| Given information |
━━━━━━

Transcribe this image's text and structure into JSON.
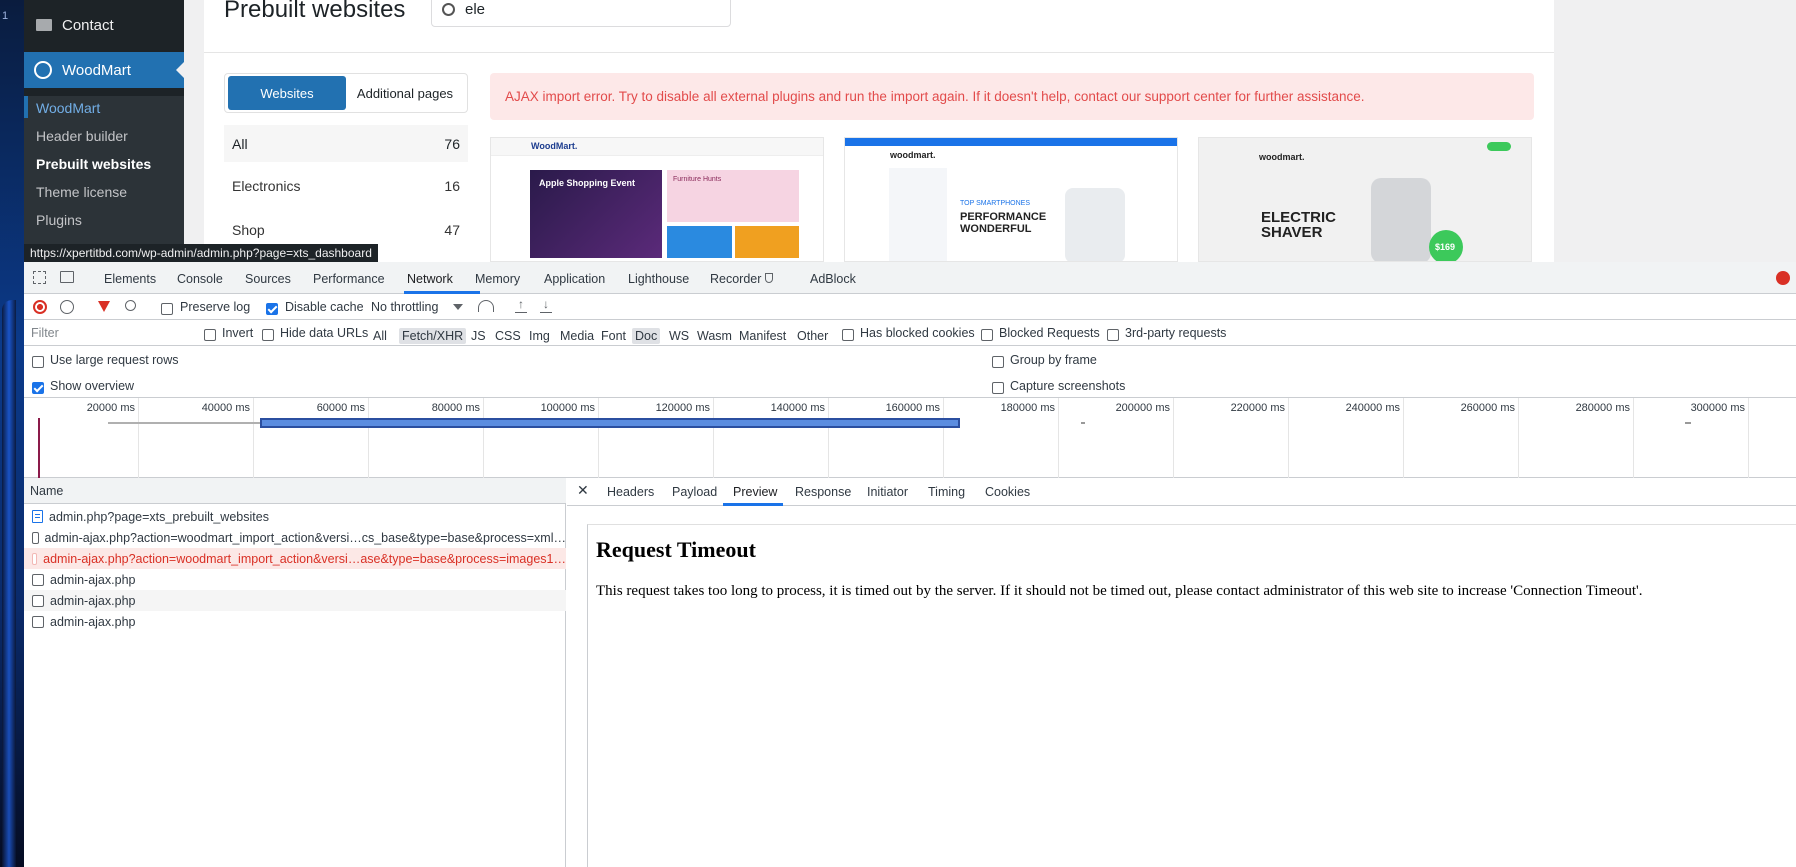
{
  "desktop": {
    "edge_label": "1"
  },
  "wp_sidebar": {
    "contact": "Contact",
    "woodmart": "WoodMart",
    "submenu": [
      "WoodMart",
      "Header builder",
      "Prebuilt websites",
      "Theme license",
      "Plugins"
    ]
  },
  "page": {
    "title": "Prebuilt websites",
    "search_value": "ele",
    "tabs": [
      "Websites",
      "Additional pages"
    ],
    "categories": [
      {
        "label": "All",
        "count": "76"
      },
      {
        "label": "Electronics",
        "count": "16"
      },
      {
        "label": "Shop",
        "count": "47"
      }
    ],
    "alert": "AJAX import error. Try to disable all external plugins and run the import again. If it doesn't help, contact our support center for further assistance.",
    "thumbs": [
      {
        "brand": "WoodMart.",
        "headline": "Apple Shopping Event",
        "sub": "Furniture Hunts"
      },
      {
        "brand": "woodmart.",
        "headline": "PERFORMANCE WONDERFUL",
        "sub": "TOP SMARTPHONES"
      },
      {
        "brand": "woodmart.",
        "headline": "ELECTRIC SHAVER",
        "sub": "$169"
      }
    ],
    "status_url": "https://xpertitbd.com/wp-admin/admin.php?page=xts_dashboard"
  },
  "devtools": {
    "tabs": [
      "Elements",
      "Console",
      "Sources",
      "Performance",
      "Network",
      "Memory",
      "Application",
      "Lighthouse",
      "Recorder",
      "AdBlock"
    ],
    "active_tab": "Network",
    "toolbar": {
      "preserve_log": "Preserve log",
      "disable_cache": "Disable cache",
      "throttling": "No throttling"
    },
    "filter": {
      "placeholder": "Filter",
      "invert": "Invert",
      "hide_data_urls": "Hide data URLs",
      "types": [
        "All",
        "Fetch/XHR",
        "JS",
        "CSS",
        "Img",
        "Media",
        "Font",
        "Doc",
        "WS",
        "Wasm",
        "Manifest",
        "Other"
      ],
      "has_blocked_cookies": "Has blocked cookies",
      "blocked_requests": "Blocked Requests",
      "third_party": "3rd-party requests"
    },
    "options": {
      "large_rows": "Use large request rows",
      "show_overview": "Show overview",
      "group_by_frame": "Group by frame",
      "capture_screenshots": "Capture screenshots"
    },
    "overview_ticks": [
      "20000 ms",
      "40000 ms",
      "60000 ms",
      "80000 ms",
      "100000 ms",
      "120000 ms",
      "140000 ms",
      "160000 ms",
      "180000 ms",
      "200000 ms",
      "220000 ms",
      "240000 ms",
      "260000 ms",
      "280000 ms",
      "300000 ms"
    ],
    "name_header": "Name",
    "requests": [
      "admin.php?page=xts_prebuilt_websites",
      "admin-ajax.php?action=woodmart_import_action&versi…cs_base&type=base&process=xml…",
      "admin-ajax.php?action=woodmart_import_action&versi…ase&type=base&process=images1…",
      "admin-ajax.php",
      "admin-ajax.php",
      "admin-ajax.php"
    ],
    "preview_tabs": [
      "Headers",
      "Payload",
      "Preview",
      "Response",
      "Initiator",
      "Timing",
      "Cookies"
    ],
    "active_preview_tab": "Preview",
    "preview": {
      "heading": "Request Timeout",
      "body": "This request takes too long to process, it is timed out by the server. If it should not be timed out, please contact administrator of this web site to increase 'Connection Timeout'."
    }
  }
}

━━━━━━

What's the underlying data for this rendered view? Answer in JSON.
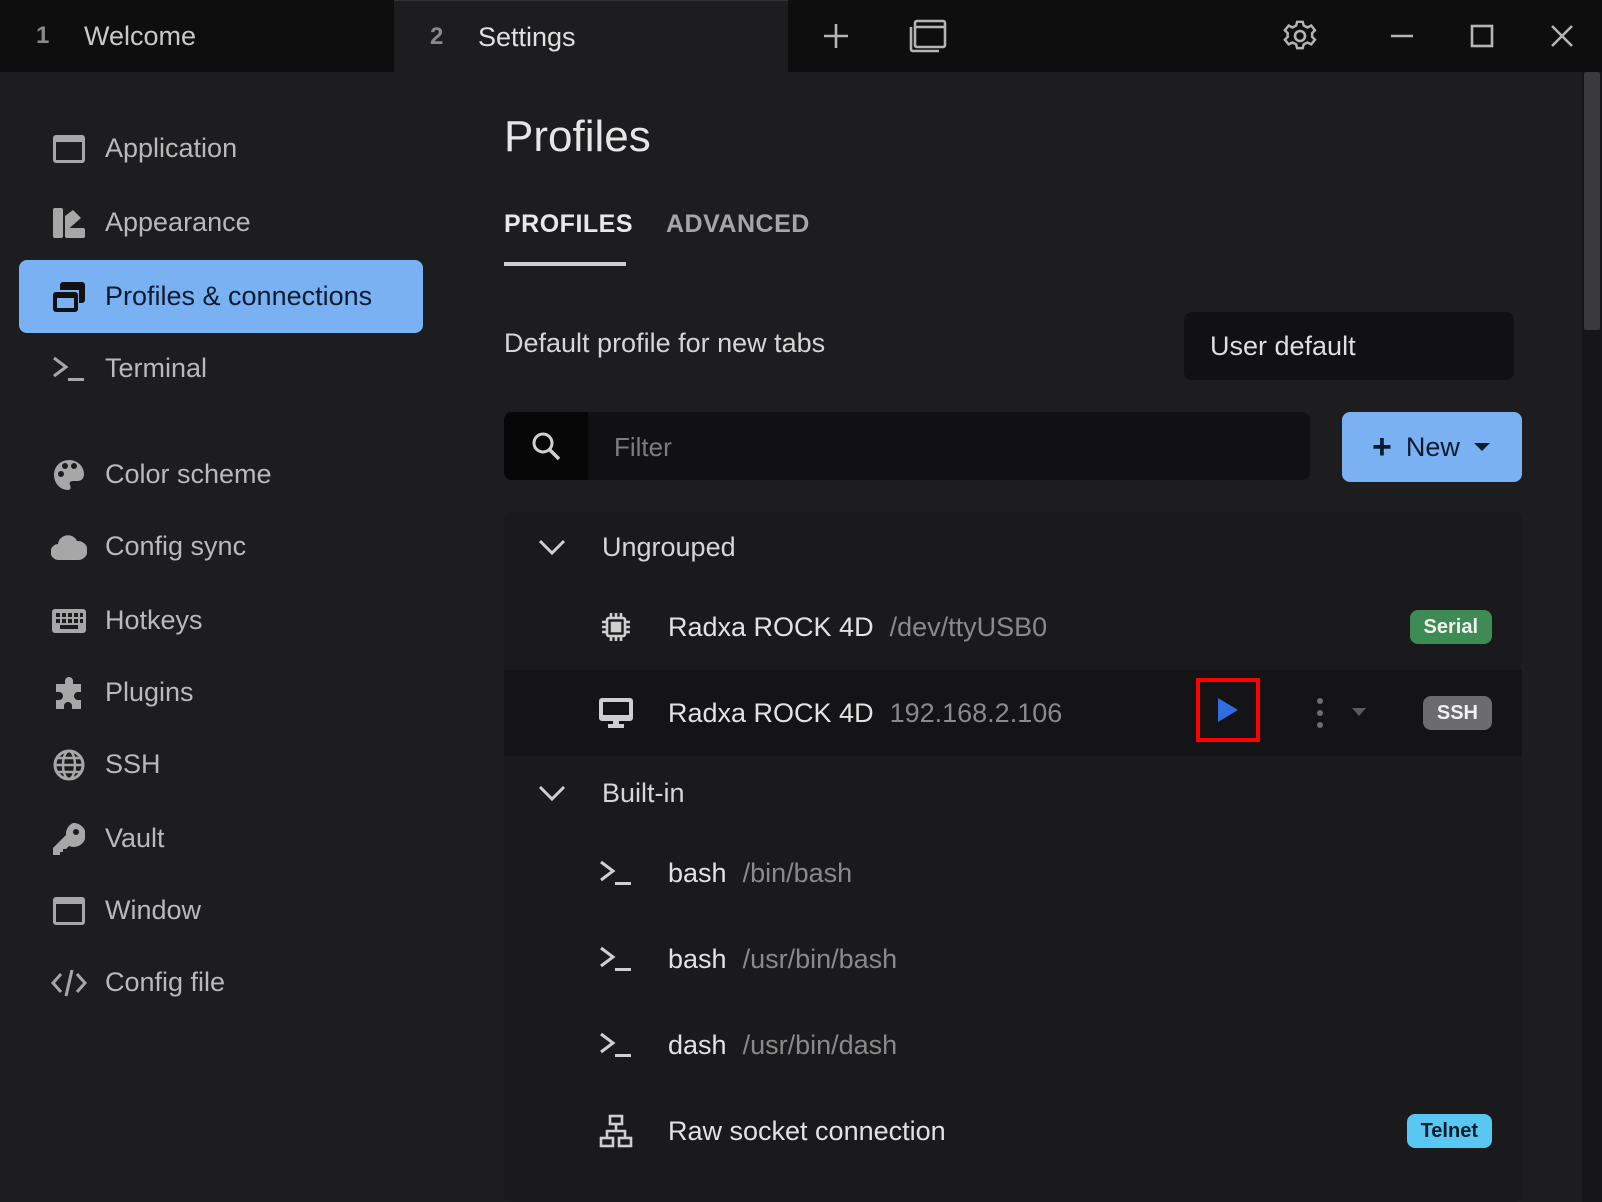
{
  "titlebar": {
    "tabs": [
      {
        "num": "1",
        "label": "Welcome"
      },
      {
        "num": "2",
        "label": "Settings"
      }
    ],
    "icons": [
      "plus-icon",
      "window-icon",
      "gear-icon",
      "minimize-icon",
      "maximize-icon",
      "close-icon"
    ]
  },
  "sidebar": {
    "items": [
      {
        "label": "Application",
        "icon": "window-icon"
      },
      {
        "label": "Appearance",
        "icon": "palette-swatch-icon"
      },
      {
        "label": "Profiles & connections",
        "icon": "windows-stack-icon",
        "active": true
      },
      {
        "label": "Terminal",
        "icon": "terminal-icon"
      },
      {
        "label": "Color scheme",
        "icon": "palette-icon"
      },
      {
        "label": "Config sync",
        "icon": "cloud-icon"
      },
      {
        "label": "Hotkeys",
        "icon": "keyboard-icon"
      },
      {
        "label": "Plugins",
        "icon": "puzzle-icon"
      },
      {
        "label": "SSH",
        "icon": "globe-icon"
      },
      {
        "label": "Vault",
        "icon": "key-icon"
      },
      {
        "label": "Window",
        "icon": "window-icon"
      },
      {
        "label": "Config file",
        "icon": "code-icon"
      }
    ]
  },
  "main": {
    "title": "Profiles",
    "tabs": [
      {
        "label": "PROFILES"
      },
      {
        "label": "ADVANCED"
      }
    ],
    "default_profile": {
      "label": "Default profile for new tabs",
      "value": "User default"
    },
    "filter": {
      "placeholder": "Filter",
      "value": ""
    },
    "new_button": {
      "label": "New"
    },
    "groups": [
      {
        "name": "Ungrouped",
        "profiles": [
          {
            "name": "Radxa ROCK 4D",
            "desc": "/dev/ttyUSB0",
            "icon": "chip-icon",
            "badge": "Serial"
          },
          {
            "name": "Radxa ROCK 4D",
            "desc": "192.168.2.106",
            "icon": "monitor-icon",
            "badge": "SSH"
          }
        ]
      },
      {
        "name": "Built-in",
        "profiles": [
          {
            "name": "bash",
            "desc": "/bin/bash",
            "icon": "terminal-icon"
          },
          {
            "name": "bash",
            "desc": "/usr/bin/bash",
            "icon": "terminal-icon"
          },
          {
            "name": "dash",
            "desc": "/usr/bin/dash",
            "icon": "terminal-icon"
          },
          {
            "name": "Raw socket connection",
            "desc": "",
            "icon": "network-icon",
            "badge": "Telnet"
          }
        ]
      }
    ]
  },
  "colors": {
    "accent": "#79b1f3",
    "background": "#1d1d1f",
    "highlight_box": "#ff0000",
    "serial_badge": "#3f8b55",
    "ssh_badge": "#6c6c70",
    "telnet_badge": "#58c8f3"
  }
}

━━━━━━

| The exercise |
Identify all lines where the word "base" shows up. Copy them.

| Written reply |
      "admin-ajax.php?action=woodmart_import_action&versi…cs_base&type=base&process=xml…",
      "admin-ajax.php?action=woodmart_import_action&versi…ase&type=base&process=images1…",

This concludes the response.